Saved entries:
※ ※ ※

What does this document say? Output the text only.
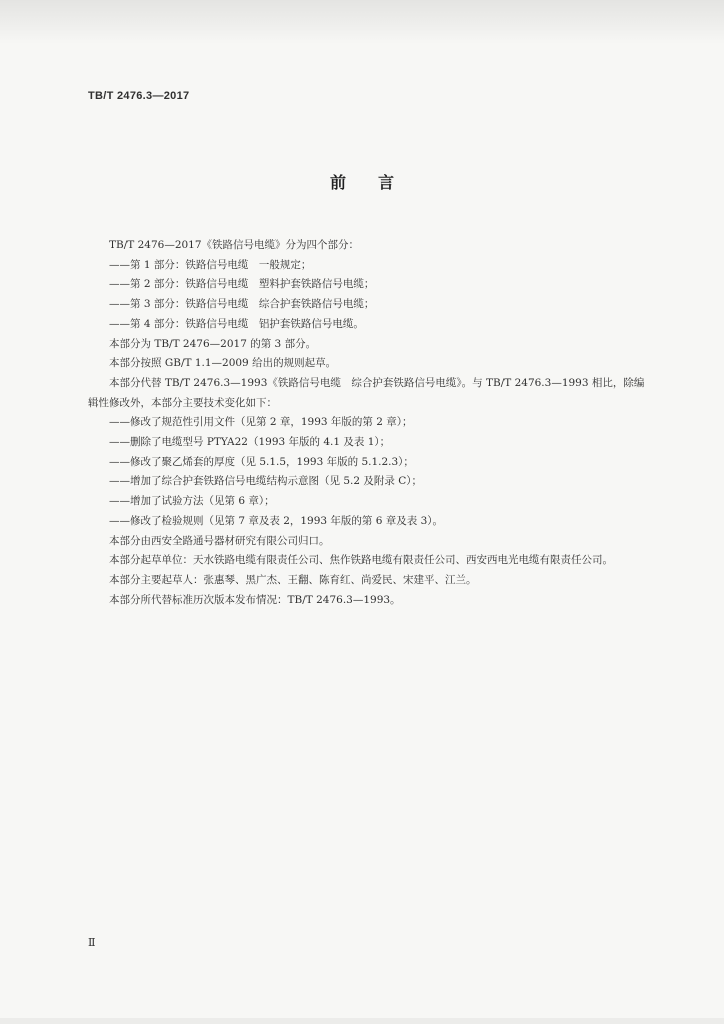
TB/T 2476.3—2017
前言

TB/T 2476—2017《铁路信号电缆》分为四个部分：

——第 1 部分：铁路信号电缆　一般规定；

——第 2 部分：铁路信号电缆　塑料护套铁路信号电缆；

——第 3 部分：铁路信号电缆　综合护套铁路信号电缆；

——第 4 部分：铁路信号电缆　铝护套铁路信号电缆。

本部分为 TB/T 2476—2017 的第 3 部分。

本部分按照 GB/T 1.1—2009 给出的规则起草。

本部分代替 TB/T 2476.3—1993《铁路信号电缆　综合护套铁路信号电缆》。与 TB/T 2476.3—1993 相比，除编辑性修改外，本部分主要技术变化如下：

——修改了规范性引用文件（见第 2 章，1993 年版的第 2 章）；

——删除了电缆型号 PTYA22（1993 年版的 4.1 及表 1）；

——修改了聚乙烯套的厚度（见 5.1.5，1993 年版的 5.1.2.3）；

——增加了综合护套铁路信号电缆结构示意图（见 5.2 及附录 C）；

——增加了试验方法（见第 6 章）；

——修改了检验规则（见第 7 章及表 2，1993 年版的第 6 章及表 3）。

本部分由西安全路通号器材研究有限公司归口。

本部分起草单位：天水铁路电缆有限责任公司、焦作铁路电缆有限责任公司、西安西电光电缆有限责任公司。

本部分主要起草人：张惠琴、黑广杰、王翻、陈育红、尚爱民、宋建平、江兰。

本部分所代替标准历次版本发布情况：TB/T 2476.3—1993。

Ⅱ
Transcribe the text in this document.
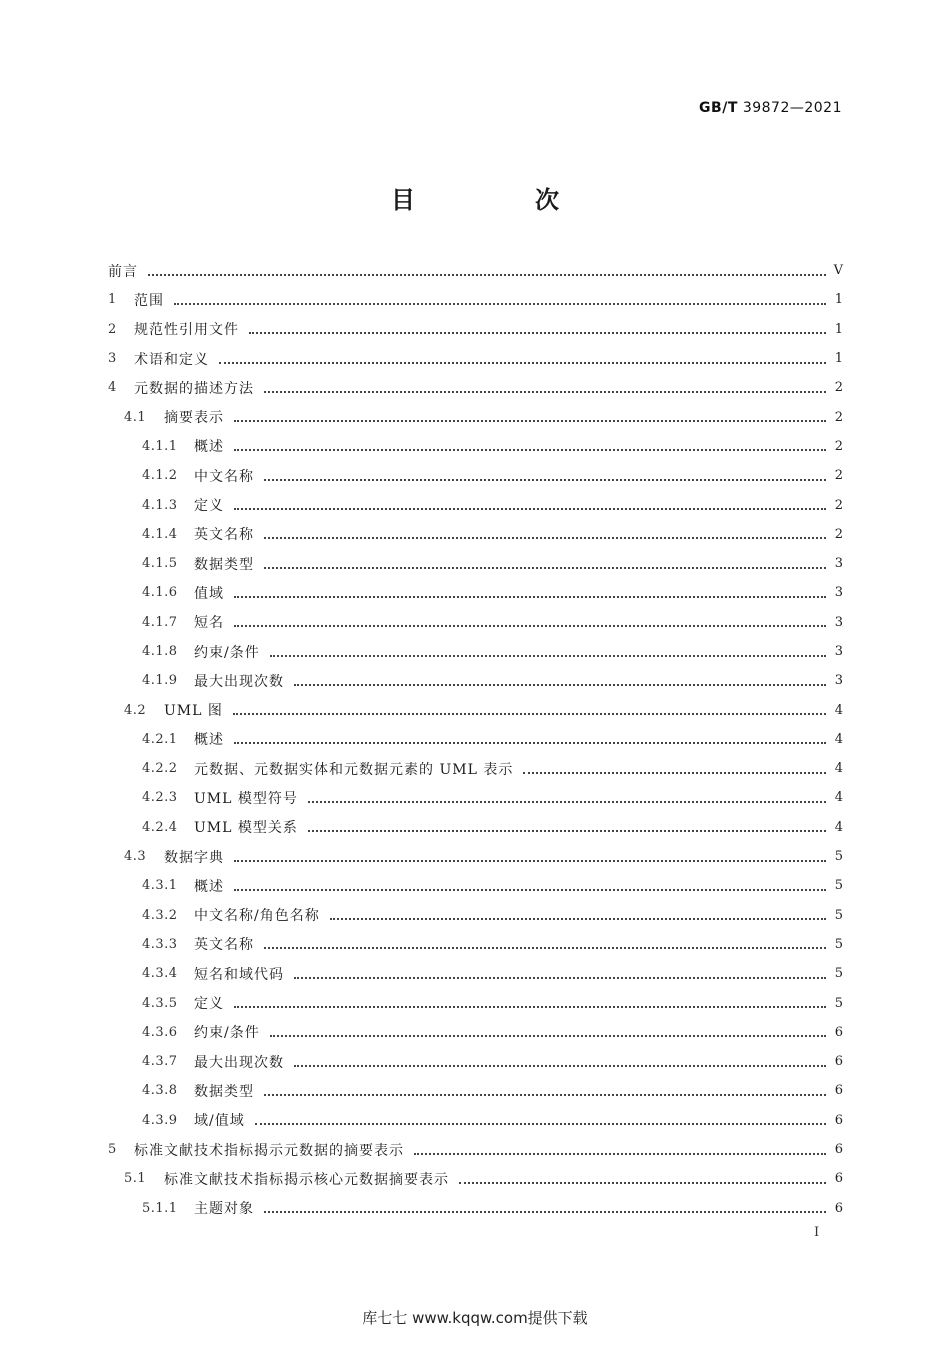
GB/T 39872—2021
目　次
前言	V
1	范围	1
2	规范性引用文件	1
3	术语和定义	1
4	元数据的描述方法	2
4.1	摘要表示	2
4.1.1	概述	2
4.1.2	中文名称	2
4.1.3	定义	2
4.1.4	英文名称	2
4.1.5	数据类型	3
4.1.6	值域	3
4.1.7	短名	3
4.1.8	约束/条件	3
4.1.9	最大出现次数	3
4.2	UML 图	4
4.2.1	概述	4
4.2.2	元数据、元数据实体和元数据元素的 UML 表示	4
4.2.3	UML 模型符号	4
4.2.4	UML 模型关系	4
4.3	数据字典	5
4.3.1	概述	5
4.3.2	中文名称/角色名称	5
4.3.3	英文名称	5
4.3.4	短名和域代码	5
4.3.5	定义	5
4.3.6	约束/条件	6
4.3.7	最大出现次数	6
4.3.8	数据类型	6
4.3.9	域/值域	6
5	标准文献技术指标揭示元数据的摘要表示	6
5.1	标准文献技术指标揭示核心元数据摘要表示	6
5.1.1	主题对象	6
I
库七七 www.kqqw.com提供下载
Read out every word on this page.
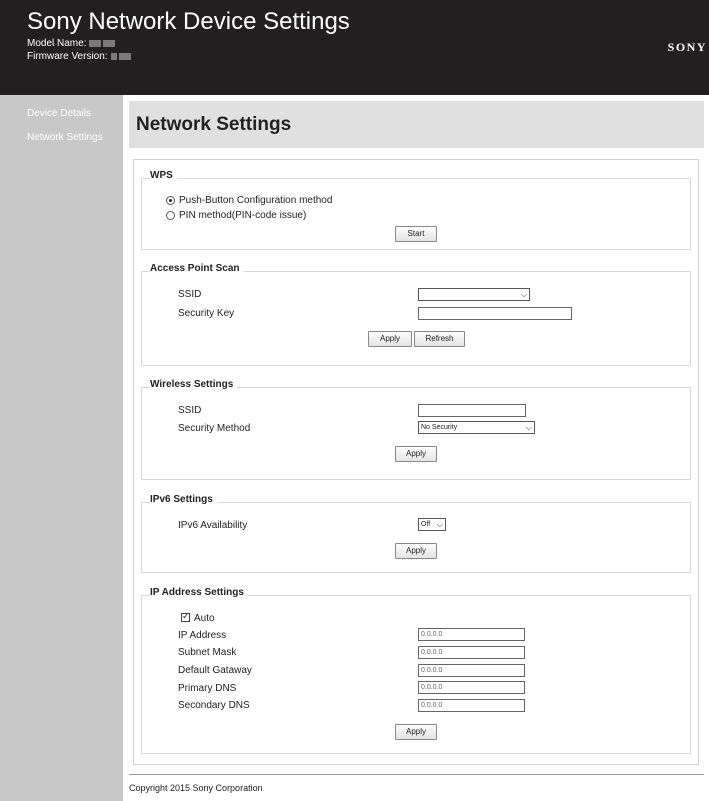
Sony Network Device Settings
Model Name:
Firmware Version:
SONY
Device Details
Network Settings
Network Settings
WPS
Push-Button Configuration method
PIN method(PIN-code issue)
Start
Access Point Scan
SSID	⌵
Security Key
Apply	Refresh
Wireless Settings
SSID
Security Method	No Security	⌵
Apply
IPv6 Settings
IPv6 Availability	Off ⌵
Apply
IP Address Settings
✓ Auto
IP Address	0.0.0.0
Subnet Mask	0.0.0.0
Default Gataway	0.0.0.0
Primary DNS	0.0.0.0
Secondary DNS	0.0.0.0
Apply
Copyright 2015 Sony Corporation
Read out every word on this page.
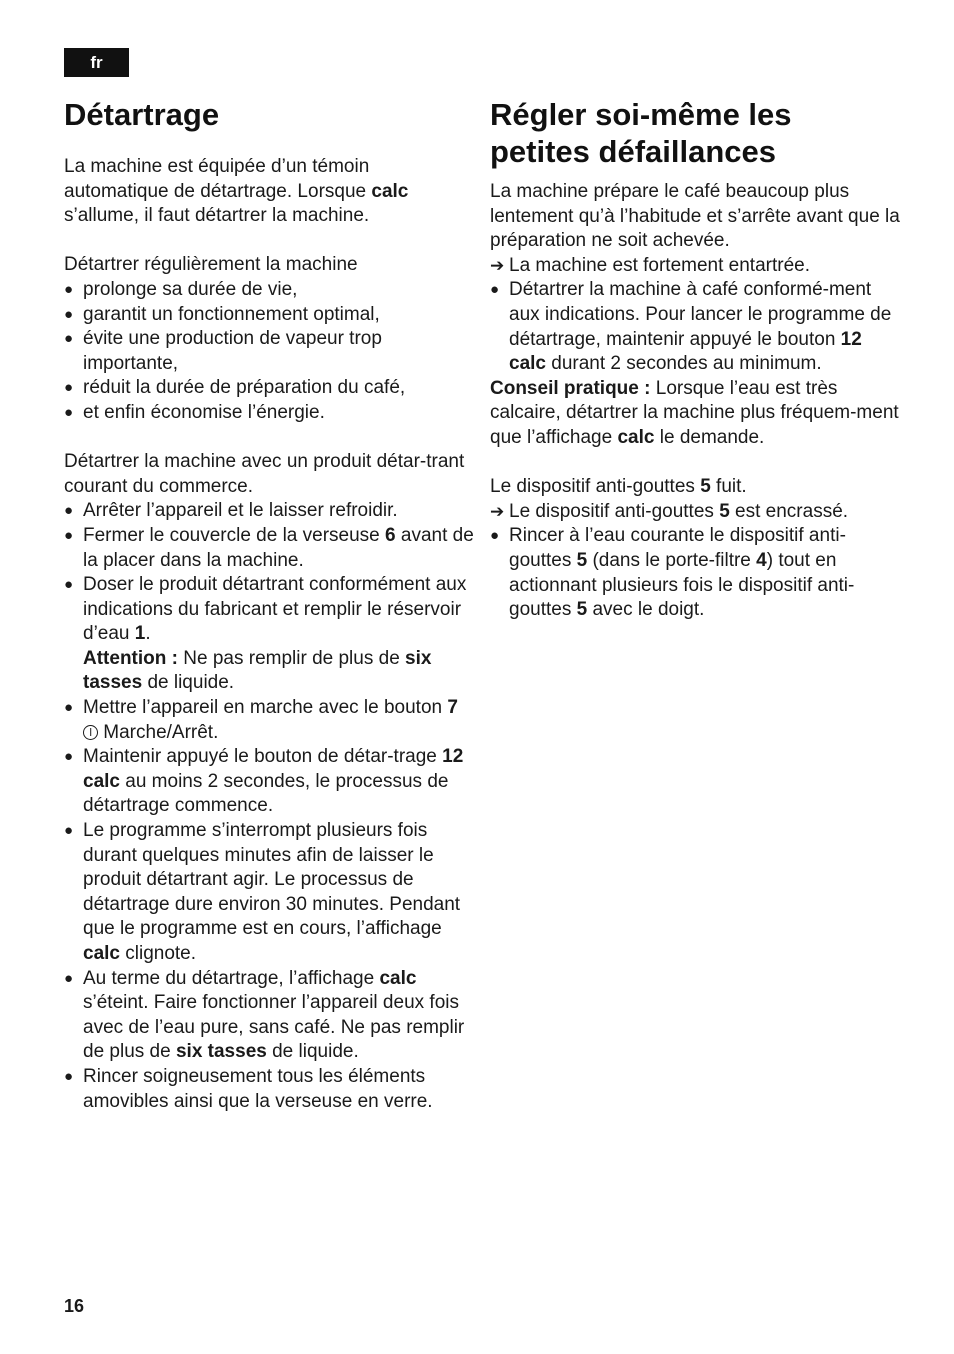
fr
Détartrage

La machine est équipée d’un témoin automatique de détartrage. Lorsque calc s’allume, il faut détartrer la machine.

Détartrer régulièrement la machine

● prolonge sa durée de vie,
● garantit un fonctionnement optimal,
● évite une production de vapeur trop importante,
● réduit la durée de préparation du café,
● et enfin économise l’énergie.

Détartrer la machine avec un produit détar-trant courant du commerce.

● Arrêter l’appareil et le laisser refroidir.
● Fermer le couvercle de la verseuse 6 avant de la placer dans la machine.
● Doser le produit détartrant conformément aux indications du fabricant et remplir le réservoir d’eau 1.
Attention : Ne pas remplir de plus de six tasses de liquide.
● Mettre l’appareil en marche avec le bouton 7  Marche/Arrêt.
● Maintenir appuyé le bouton de détar-trage 12 calc au moins 2 secondes, le processus de détartrage commence.
● Le programme s’interrompt plusieurs fois durant quelques minutes afin de laisser le produit détartrant agir. Le processus de détartrage dure environ 30 minutes. Pendant que le programme est en cours, l’affichage calc clignote.
● Au terme du détartrage, l’affichage calc s’éteint. Faire fonctionner l’appareil deux fois avec de l’eau pure, sans café. Ne pas remplir de plus de six tasses de liquide.
● Rincer soigneusement tous les éléments amovibles ainsi que la verseuse en verre.
Régler soi-même les petites défaillances

La machine prépare le café beaucoup plus lentement qu’à l’habitude et s’arrête avant que la préparation ne soit achevée.

➔ La machine est fortement entartrée.
● Détartrer la machine à café conformé-ment aux indications. Pour lancer le programme de détartrage, maintenir appuyé le bouton 12 calc durant 2 secondes au minimum.

Conseil pratique : Lorsque l’eau est très calcaire, détartrer la machine plus fréquem-ment que l’affichage calc le demande.

Le dispositif anti-gouttes 5 fuit.

➔ Le dispositif anti-gouttes 5 est encrassé.
● Rincer à l’eau courante le dispositif anti-gouttes 5 (dans le porte-filtre 4) tout en actionnant plusieurs fois le dispositif anti-gouttes 5 avec le doigt.
16
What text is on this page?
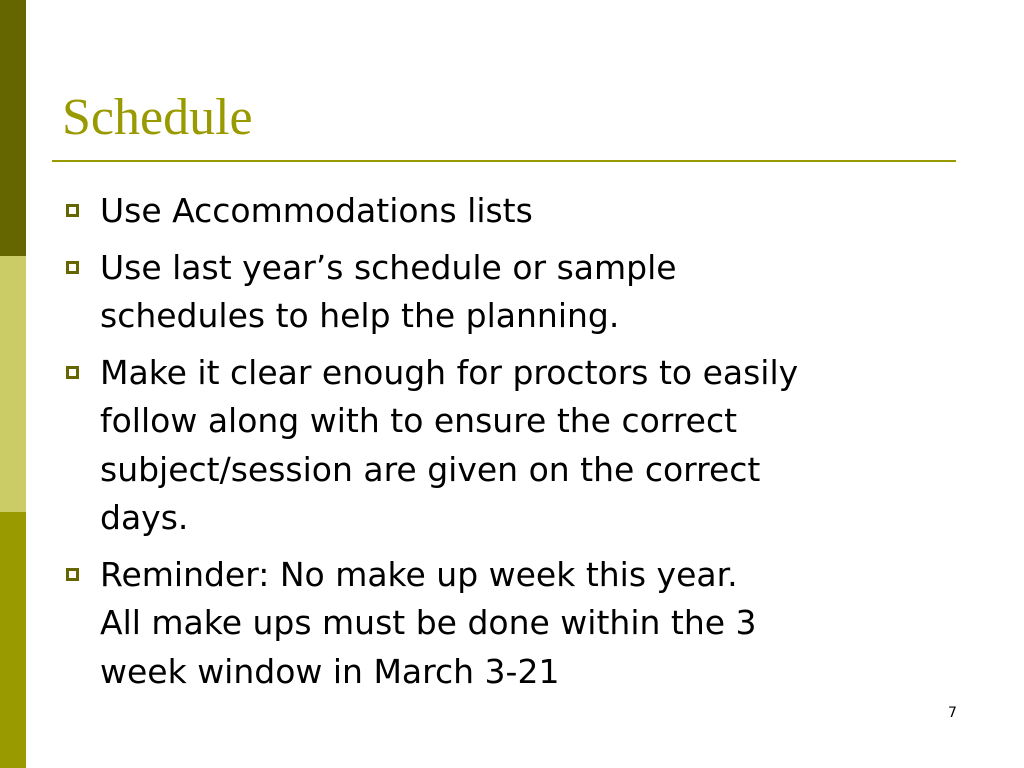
Schedule
Use Accommodations lists
Use last year’s schedule or sample
schedules to help the planning.
Make it clear enough for proctors to easily
follow along with to ensure the correct
subject/session are given on the correct
days.
Reminder: No make up week this year.
All make ups must be done within the 3
week window in March 3-21
7
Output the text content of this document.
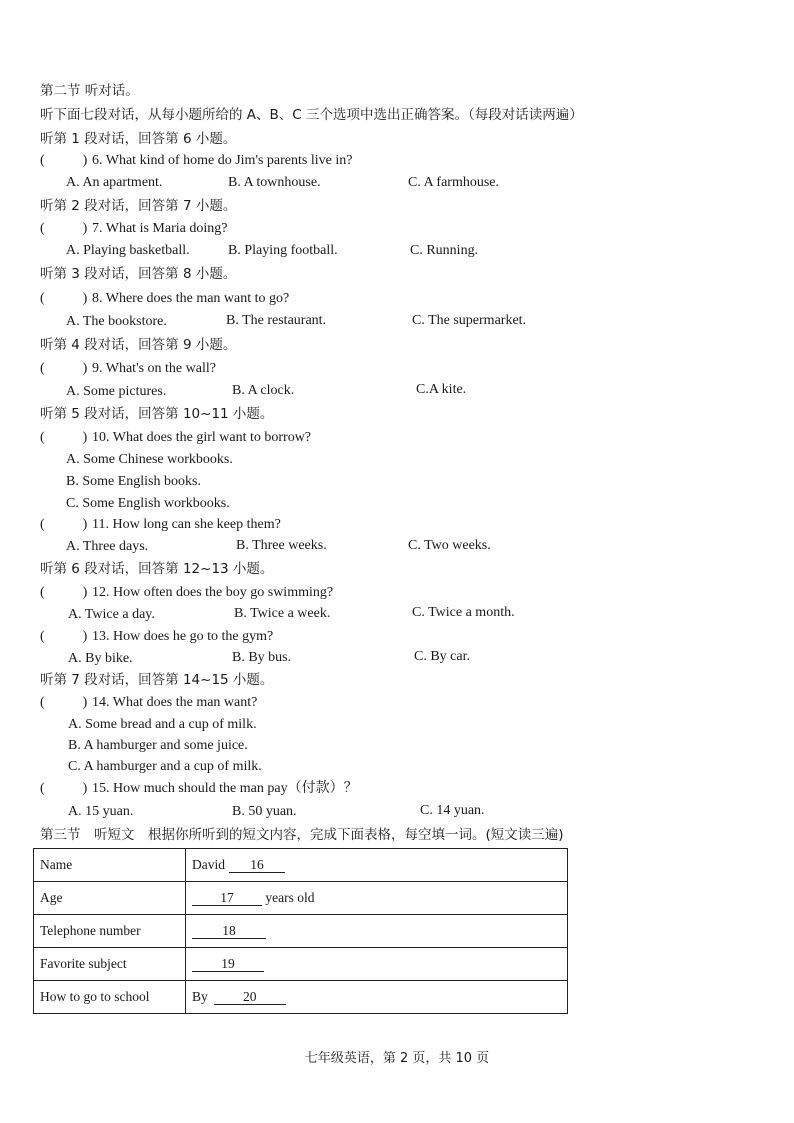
第二节 听对话。
听下面七段对话，从每小题所给的 A、B、C 三个选项中选出正确答案。（每段对话读两遍）
听第 1 段对话，回答第 6 小题。
(	) 6. What kind of home do Jim's parents live in?
A. An apartment.	B. A townhouse.	C. A farmhouse.
听第 2 段对话，回答第 7 小题。
(	) 7. What is Maria doing?
A. Playing basketball.	B. Playing football.	C. Running.
听第 3 段对话，回答第 8 小题。
(	) 8. Where does the man want to go?
A. The bookstore.	B. The restaurant.	C. The supermarket.
听第 4 段对话，回答第 9 小题。
(	) 9. What's on the wall?
A. Some pictures.	B. A clock.	C.A kite.
听第 5 段对话，回答第 10~11 小题。
(	) 10. What does the girl want to borrow?
A. Some Chinese workbooks.
B. Some English books.
C. Some English workbooks.
(	) 11. How long can she keep them?
A. Three days.	B. Three weeks.	C. Two weeks.
听第 6 段对话，回答第 12~13 小题。
(	) 12. How often does the boy go swimming?
A. Twice a day.	B. Twice a week.	C. Twice a month.
(	) 13. How does he go to the gym?
A. By bike.	B. By bus.	C. By car.
听第 7 段对话，回答第 14~15 小题。
(	) 14. What does the man want?
A. Some bread and a cup of milk.
B. A hamburger and some juice.
C. A hamburger and a cup of milk.
(	) 15. How much should the man pay（付款）？
A. 15 yuan.	B. 50 yuan.	C. 14 yuan.
第三节　听短文　根据你所听到的短文内容，完成下面表格，每空填一词。(短文读三遍)
Name	David 16
Age	17 years old
Telephone number	18
Favorite subject	19
How to go to school	By 20
七年级英语，第 2 页，共 10 页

※ ※ ※

▸ **Given exercise**
Check the data for the word "dispositif" and pull out the lines that have it.

▸ **Worked answer**
Le dispositif anti-gouttes 5 fuit.
➔ Le dispositif anti-gouttes 5 est encrassé.
● Rincer à l’eau courante le dispositif anti-gouttes 5 (dans le porte-filtre 4) tout en actionnant plusieurs fois le dispositif anti-gouttes 5 avec le doigt.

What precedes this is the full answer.